• _TRECHO DO DOCUMENTO_:
────────
A crítica, assim como a arte, está sujeita a modas. Surgem novas formas de olhar, caem velhos paradigmas, e de repente obras que representavam o melhor de uma época, o máximo em refinamento e estilo, parecem irremediavelmente datadas, enquanto o lixo, sob uma luz mais favorável, assume a aparência de obra-prima.

Foi assim com Douglas Sirk. Alemão que imigrou para os Estados Unidos para escapar do nazismo, fez seu nome com uma série de melodramas dirigidos para os estúdios Universal entre 1952 e 1958. E que melodramas: histórias de inveja, ganância e paixões maiores que a vida, filmadas com cores saturadas até o limite do possível e trilha sonora transbordando sacarina. Apesar do sucesso de bilheteria, os críticos torciam o nariz para o trabalho de Sirk; acusavam-no de exagerar no uso de clichês, de falta de veracidade, de excesso de sentimentalismo, enfim, de criar kitsch, e não arte. Mas o tempo passa, o mundo gira, o mundo é uma bola.

A partir dos anos 70, inspirados pelas novas correntes acadêmicas focadas em estudos de gênero e sexualidade, críticos e estudiosos do cinema reavaliaram o legado de Douglas Sirk. E o alemão emergiu como um mestre da ironia, um subversor das regras férreas de Hollywood, um sofisticado poeta da imagem. Tolos e preguiçosos foram os críticos dos anos 50, que não enxergaram as demolidoras críticas sociais escondidas sob os violinos e Technicolor.

Mas afinal, quem está certo? Ao assistir Tudo o que o céu permite, várias coisas chamaram minha atenção: as cores magníficas (principalmente o vermelho incandescente dos cabelos e lábios de Jane Wyman), a mise-en-scène primorosa, os enquadramentos brilhantes, sim, mas também a trilha sonora invasiva, a péssima atuação de Rock Hudson, a resolução fácil dos conflitos e a sensação geral de ridículo. Encontrei-me do lado errado da História.

Tudo que o céu permite conta a história de Cary, viúva de meia idade com dois filhos universitários que se apaixona por Ron, seu jovem jardineiro. Os primeiros encontros entre os dois, carregados de tensão sexual reprimida e diálogos sobre Piceas prateadas (as árvores preferidas de Ron), são obras-primas da comédia não-intencional. A canastrice de Rock Hudson, galã-de-novela-mexicana mode on, faz de cada frase uma insinuação, e as cenas parecem saídas de um filme pornô para mulheres.

Inevitavelmente, Cary e Ron se apaixonam, mas para viver esse amor vão precisar aguentar o preconceito de todo o círculo social de Cary. O contraste entre o mundo rígido de Cary e a liberdade e espontaneidade do universo de Ron é ilustrado por duas festas: Ron leva a viúva para um jantar informal na casa de amigos, onde todos os convidados (imigrantes estereotipados inclusive) cantam, dançam e se divertem. Thoreau (escritor símbolo do espírito americano, independente e ligado à natureza) é citado; uma amiga de Ron garante que ele nunca leu o livro em questão, mas “o vive”. Na festa em que Cary apresenta Ron para seus amigos, os vizinhos se deliciam com o escândalo e a festa termina em briga e no ostracismo do casal. Para completar, os próprios filhos não aceitam os planos de matrimônio da mãe e ameaçam abandoná-la.
────────
• _SEÇÃO DE DADOS_:

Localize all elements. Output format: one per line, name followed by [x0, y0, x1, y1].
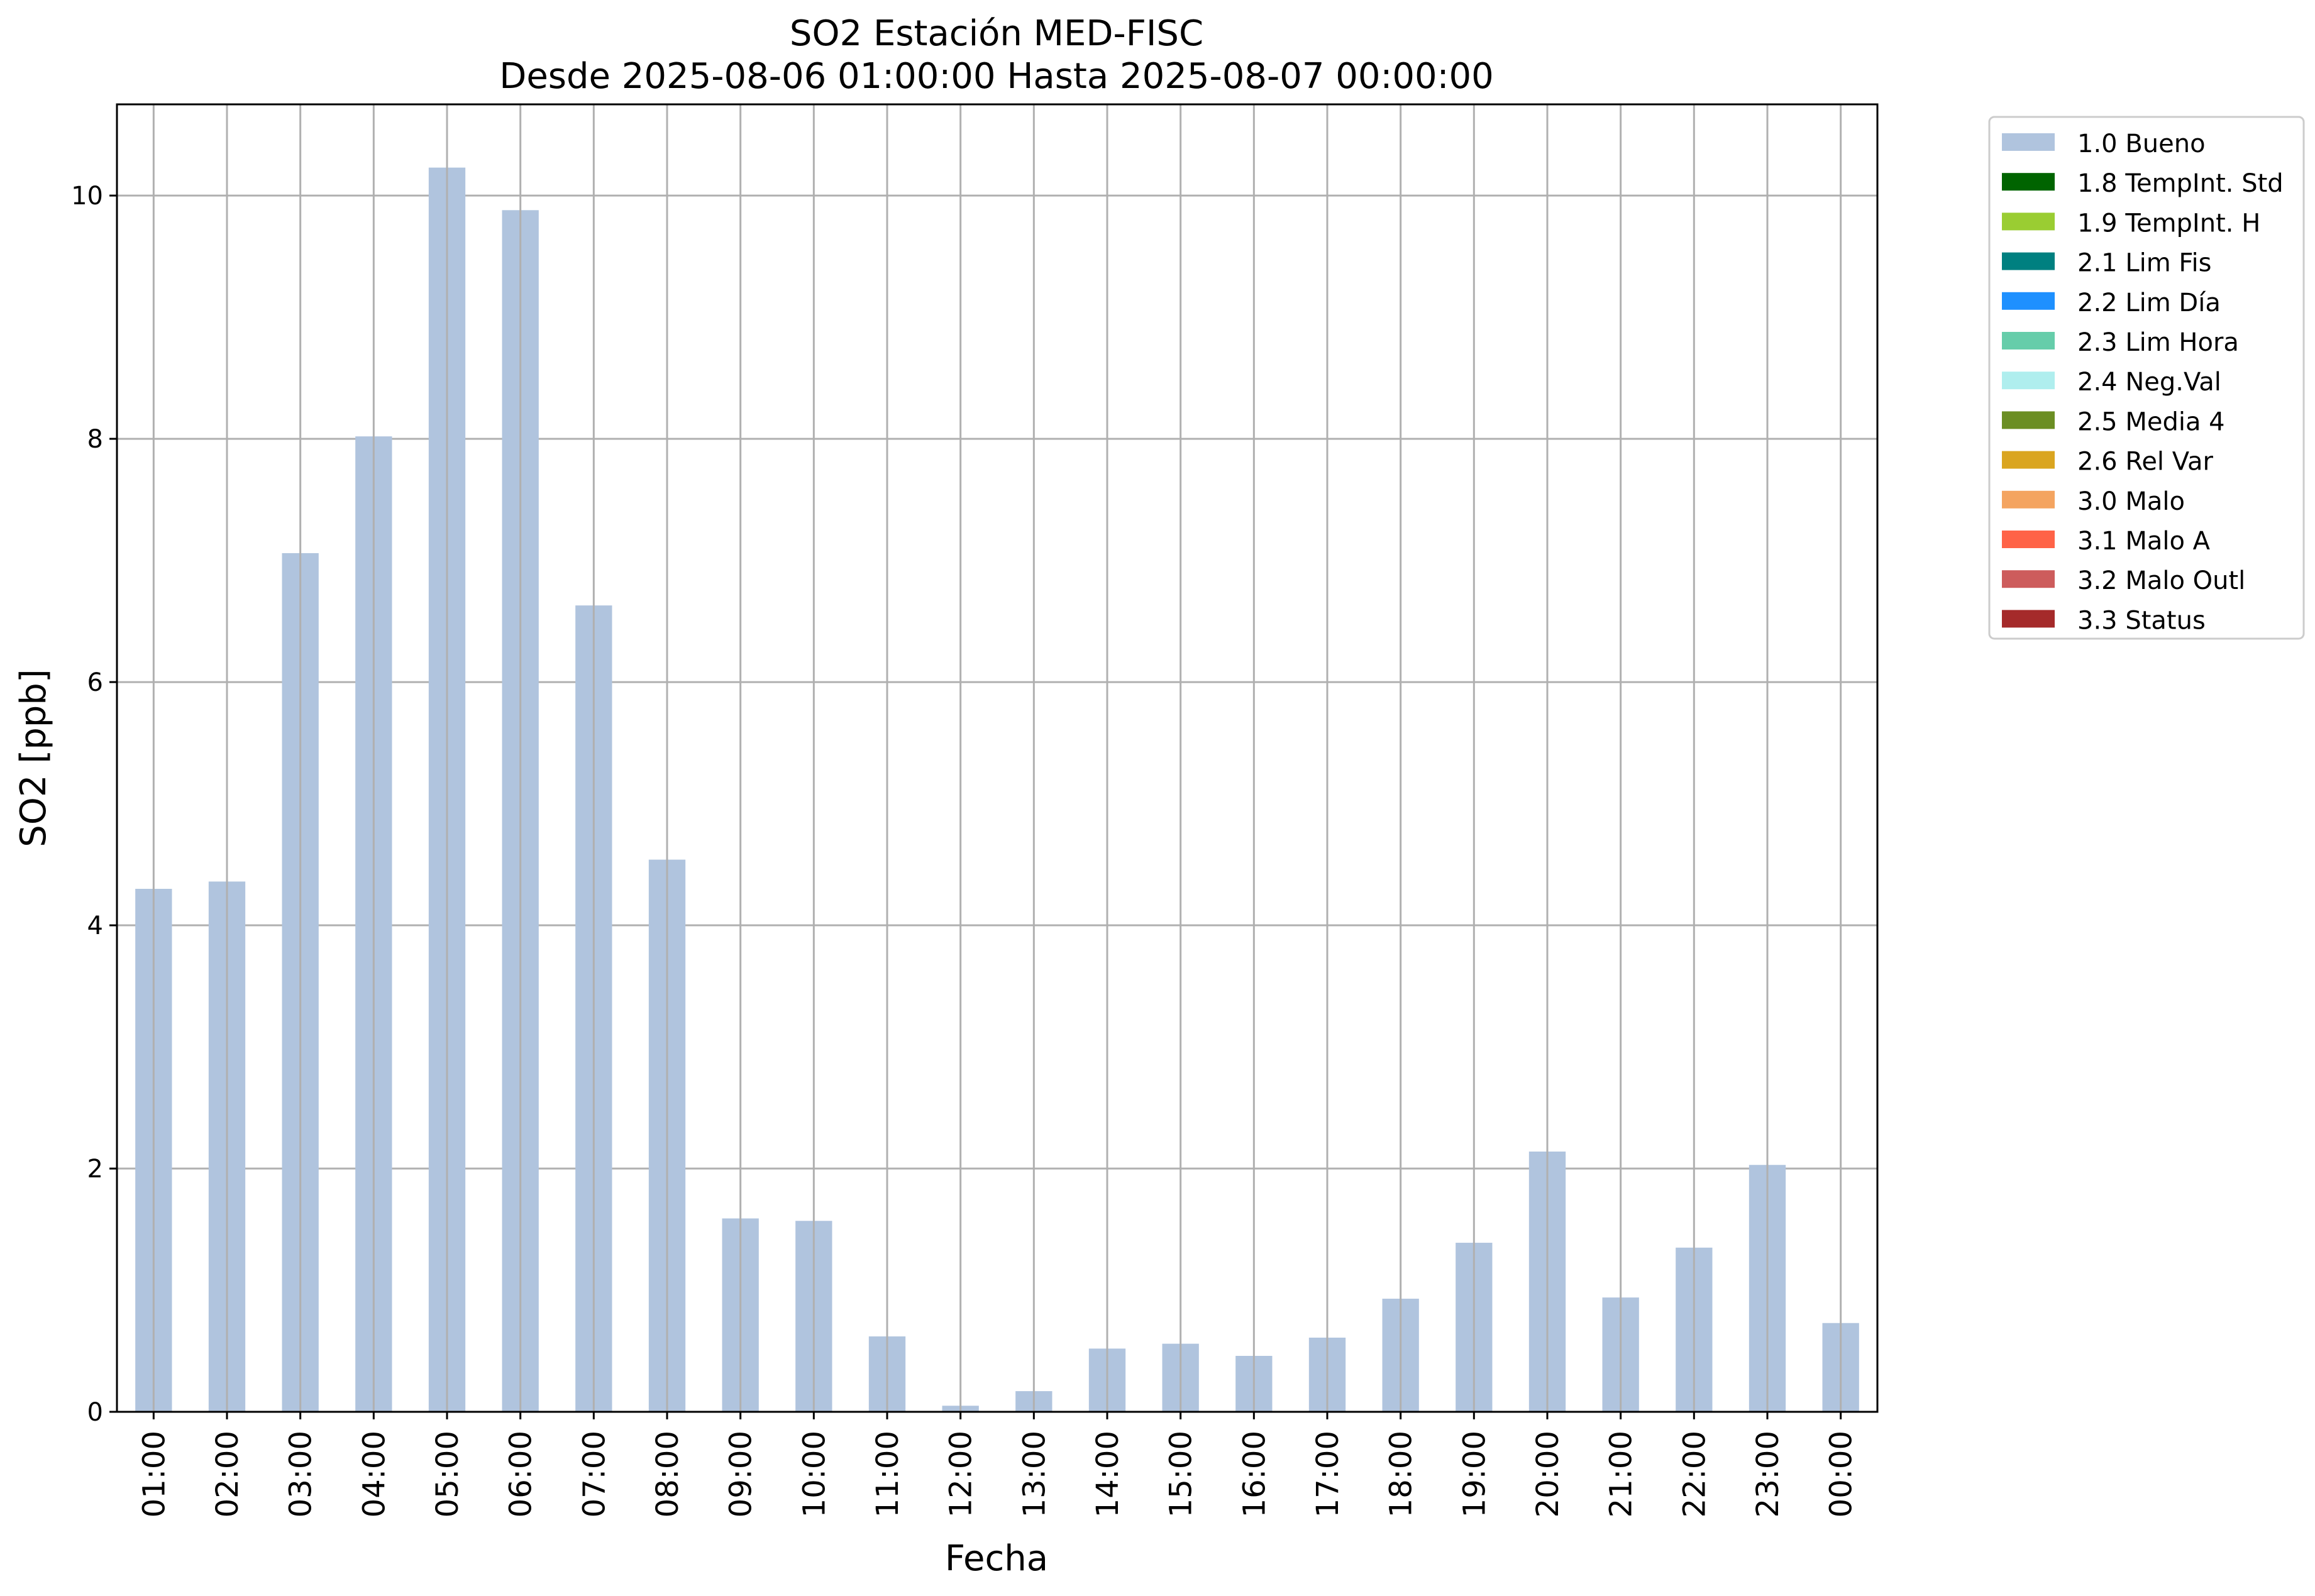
────────
• _QUESTÃO A RESOLVER_: No texto sobre Douglas Sirk, entre que anos ele dirigiu melodramas para os estúdios Universal?

• _RESPOSTA ESCRITA_: Entre 1952 e 1958.